## DATA FOR THIS EXERCISE
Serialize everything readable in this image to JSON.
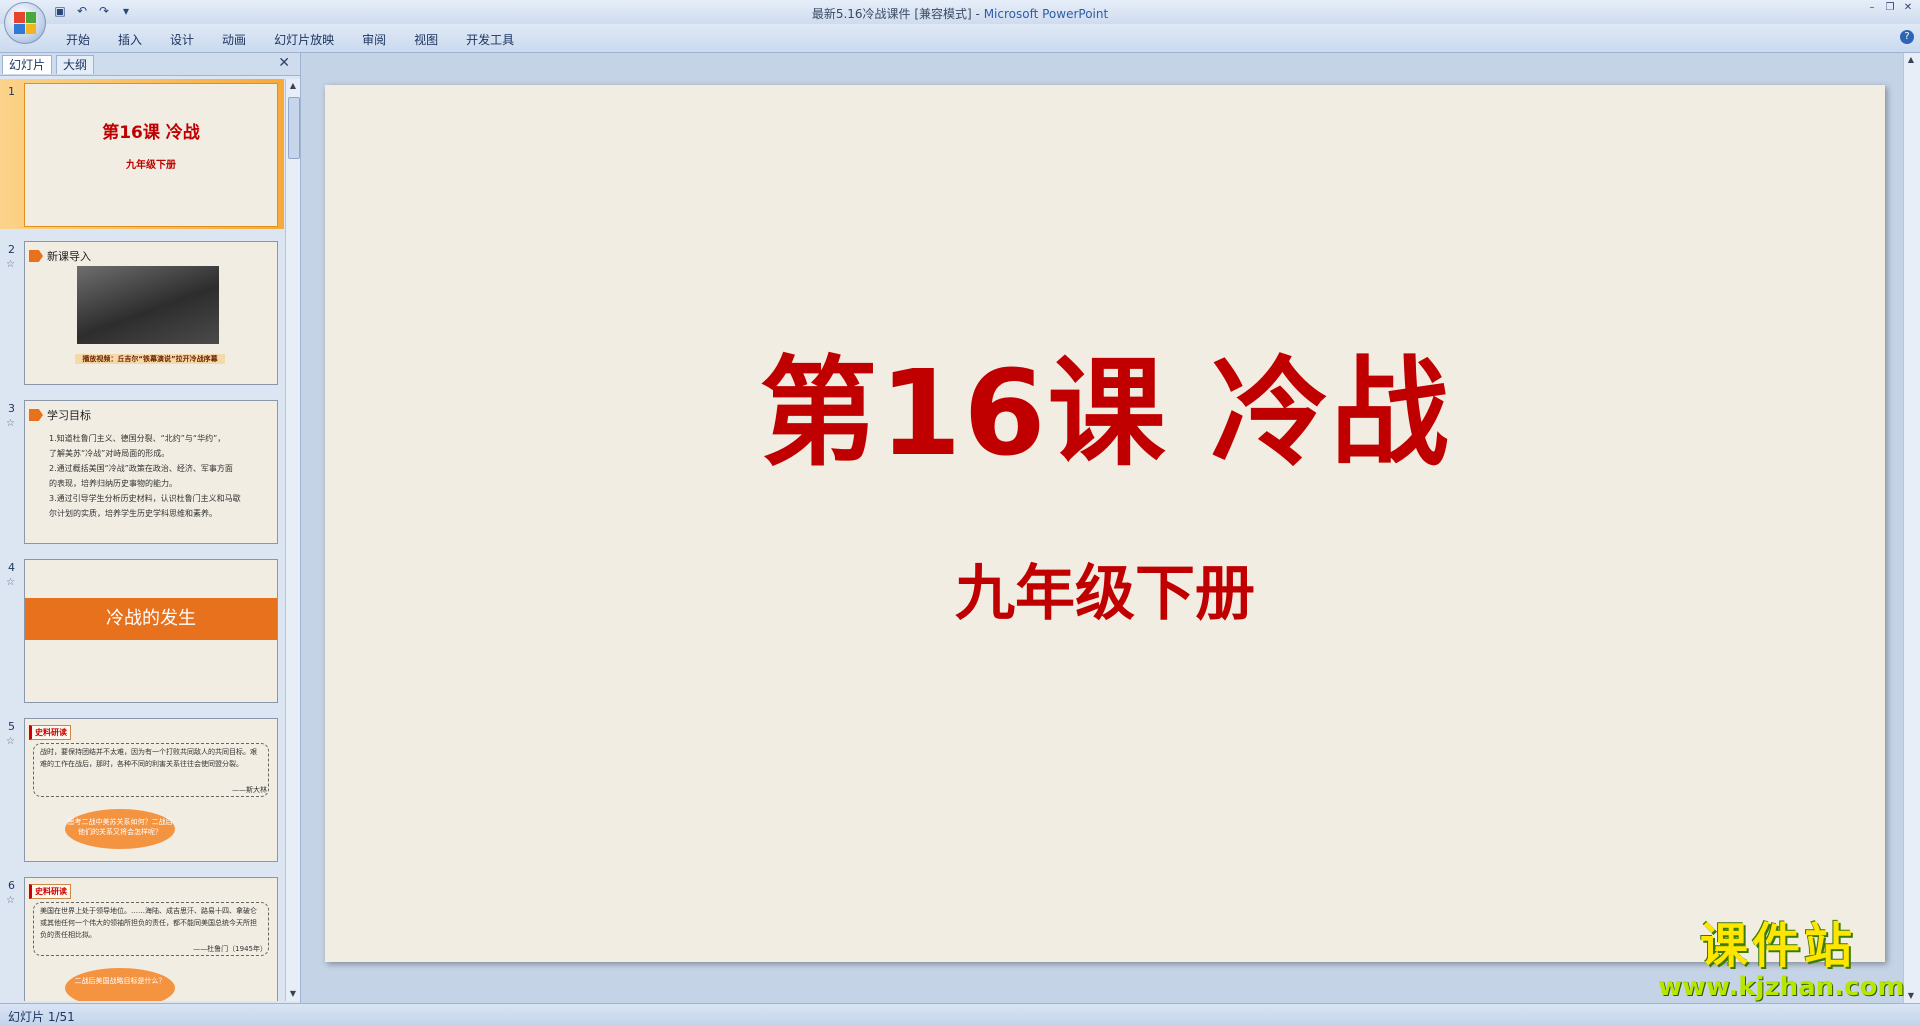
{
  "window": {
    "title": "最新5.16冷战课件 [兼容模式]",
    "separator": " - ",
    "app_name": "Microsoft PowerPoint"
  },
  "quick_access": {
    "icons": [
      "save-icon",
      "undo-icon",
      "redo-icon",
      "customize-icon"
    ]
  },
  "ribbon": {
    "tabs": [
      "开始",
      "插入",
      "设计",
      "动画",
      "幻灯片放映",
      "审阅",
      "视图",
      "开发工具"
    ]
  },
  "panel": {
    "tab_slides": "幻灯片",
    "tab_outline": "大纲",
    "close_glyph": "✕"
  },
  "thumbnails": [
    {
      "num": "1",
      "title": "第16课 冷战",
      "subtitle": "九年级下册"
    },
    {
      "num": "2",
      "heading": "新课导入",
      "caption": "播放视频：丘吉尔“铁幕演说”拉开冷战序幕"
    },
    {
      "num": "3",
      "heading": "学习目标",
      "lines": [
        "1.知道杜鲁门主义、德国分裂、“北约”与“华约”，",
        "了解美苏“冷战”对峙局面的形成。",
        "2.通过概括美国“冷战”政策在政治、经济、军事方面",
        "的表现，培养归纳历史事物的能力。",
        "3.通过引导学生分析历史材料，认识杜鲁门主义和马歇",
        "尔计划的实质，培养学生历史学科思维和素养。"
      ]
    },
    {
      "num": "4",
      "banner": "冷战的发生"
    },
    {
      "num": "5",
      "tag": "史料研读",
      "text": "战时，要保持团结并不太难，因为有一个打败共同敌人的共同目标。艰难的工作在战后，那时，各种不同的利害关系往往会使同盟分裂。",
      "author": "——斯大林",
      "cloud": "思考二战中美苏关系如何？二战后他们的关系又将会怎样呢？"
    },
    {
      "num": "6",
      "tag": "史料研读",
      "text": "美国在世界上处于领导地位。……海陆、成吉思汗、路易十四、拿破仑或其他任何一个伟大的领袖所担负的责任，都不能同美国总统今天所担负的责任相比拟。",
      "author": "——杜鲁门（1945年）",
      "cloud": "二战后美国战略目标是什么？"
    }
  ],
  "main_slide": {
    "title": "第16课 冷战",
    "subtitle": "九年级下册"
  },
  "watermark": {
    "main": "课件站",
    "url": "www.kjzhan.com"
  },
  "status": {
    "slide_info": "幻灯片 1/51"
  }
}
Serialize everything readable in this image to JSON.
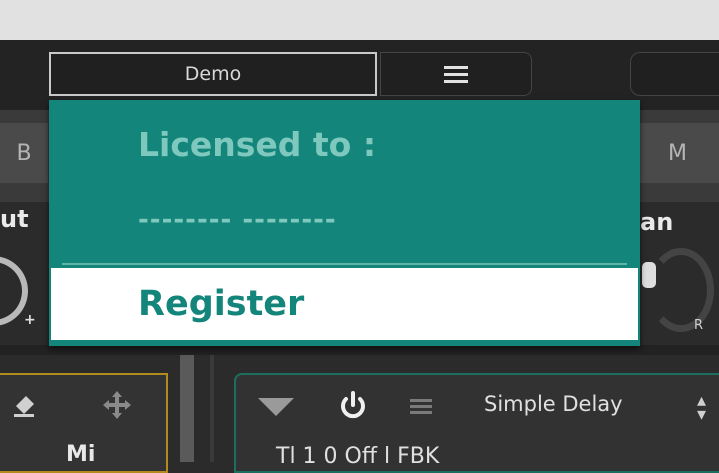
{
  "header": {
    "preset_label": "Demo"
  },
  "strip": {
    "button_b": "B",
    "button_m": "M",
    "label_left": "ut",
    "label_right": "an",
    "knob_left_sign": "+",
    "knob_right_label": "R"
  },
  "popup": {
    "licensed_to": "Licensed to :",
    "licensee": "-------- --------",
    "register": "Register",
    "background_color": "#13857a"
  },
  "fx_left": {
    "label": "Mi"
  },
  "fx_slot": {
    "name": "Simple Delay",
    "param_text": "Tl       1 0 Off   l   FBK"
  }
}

## AIM
Retype the whole listing, keeping every line identical and omitting all pictures.

## CORRECT RESPONSE
Serialize everything readable in this image to JSON.
{
  "window": {
    "title": "最新5.16冷战课件 [兼容模式]",
    "separator": " - ",
    "app_name": "Microsoft PowerPoint"
  },
  "quick_access": {
    "icons": [
      "save-icon",
      "undo-icon",
      "redo-icon",
      "customize-icon"
    ]
  },
  "ribbon": {
    "tabs": [
      "开始",
      "插入",
      "设计",
      "动画",
      "幻灯片放映",
      "审阅",
      "视图",
      "开发工具"
    ]
  },
  "panel": {
    "tab_slides": "幻灯片",
    "tab_outline": "大纲",
    "close_glyph": "✕"
  },
  "thumbnails": [
    {
      "num": "1",
      "title": "第16课 冷战",
      "subtitle": "九年级下册"
    },
    {
      "num": "2",
      "heading": "新课导入",
      "caption": "播放视频：丘吉尔“铁幕演说”拉开冷战序幕"
    },
    {
      "num": "3",
      "heading": "学习目标",
      "lines": [
        "1.知道杜鲁门主义、德国分裂、“北约”与“华约”，",
        "了解美苏“冷战”对峙局面的形成。",
        "2.通过概括美国“冷战”政策在政治、经济、军事方面",
        "的表现，培养归纳历史事物的能力。",
        "3.通过引导学生分析历史材料，认识杜鲁门主义和马歇",
        "尔计划的实质，培养学生历史学科思维和素养。"
      ]
    },
    {
      "num": "4",
      "banner": "冷战的发生"
    },
    {
      "num": "5",
      "tag": "史料研读",
      "text": "战时，要保持团结并不太难，因为有一个打败共同敌人的共同目标。艰难的工作在战后，那时，各种不同的利害关系往往会使同盟分裂。",
      "author": "——斯大林",
      "cloud": "思考二战中美苏关系如何？二战后他们的关系又将会怎样呢？"
    },
    {
      "num": "6",
      "tag": "史料研读",
      "text": "美国在世界上处于领导地位。……海陆、成吉思汗、路易十四、拿破仑或其他任何一个伟大的领袖所担负的责任，都不能同美国总统今天所担负的责任相比拟。",
      "author": "——杜鲁门（1945年）",
      "cloud": "二战后美国战略目标是什么？"
    }
  ],
  "main_slide": {
    "title": "第16课 冷战",
    "subtitle": "九年级下册"
  },
  "watermark": {
    "main": "课件站",
    "url": "www.kjzhan.com"
  },
  "status": {
    "slide_info": "幻灯片 1/51"
  }
}
Serialize everything readable in this image to JSON.
{
  "header": {
    "preset_label": "Demo"
  },
  "strip": {
    "button_b": "B",
    "button_m": "M",
    "label_left": "ut",
    "label_right": "an",
    "knob_left_sign": "+",
    "knob_right_label": "R"
  },
  "popup": {
    "licensed_to": "Licensed to :",
    "licensee": "-------- --------",
    "register": "Register",
    "background_color": "#13857a"
  },
  "fx_left": {
    "label": "Mi"
  },
  "fx_slot": {
    "name": "Simple Delay",
    "param_text": "Tl       1 0 Off   l   FBK"
  }
}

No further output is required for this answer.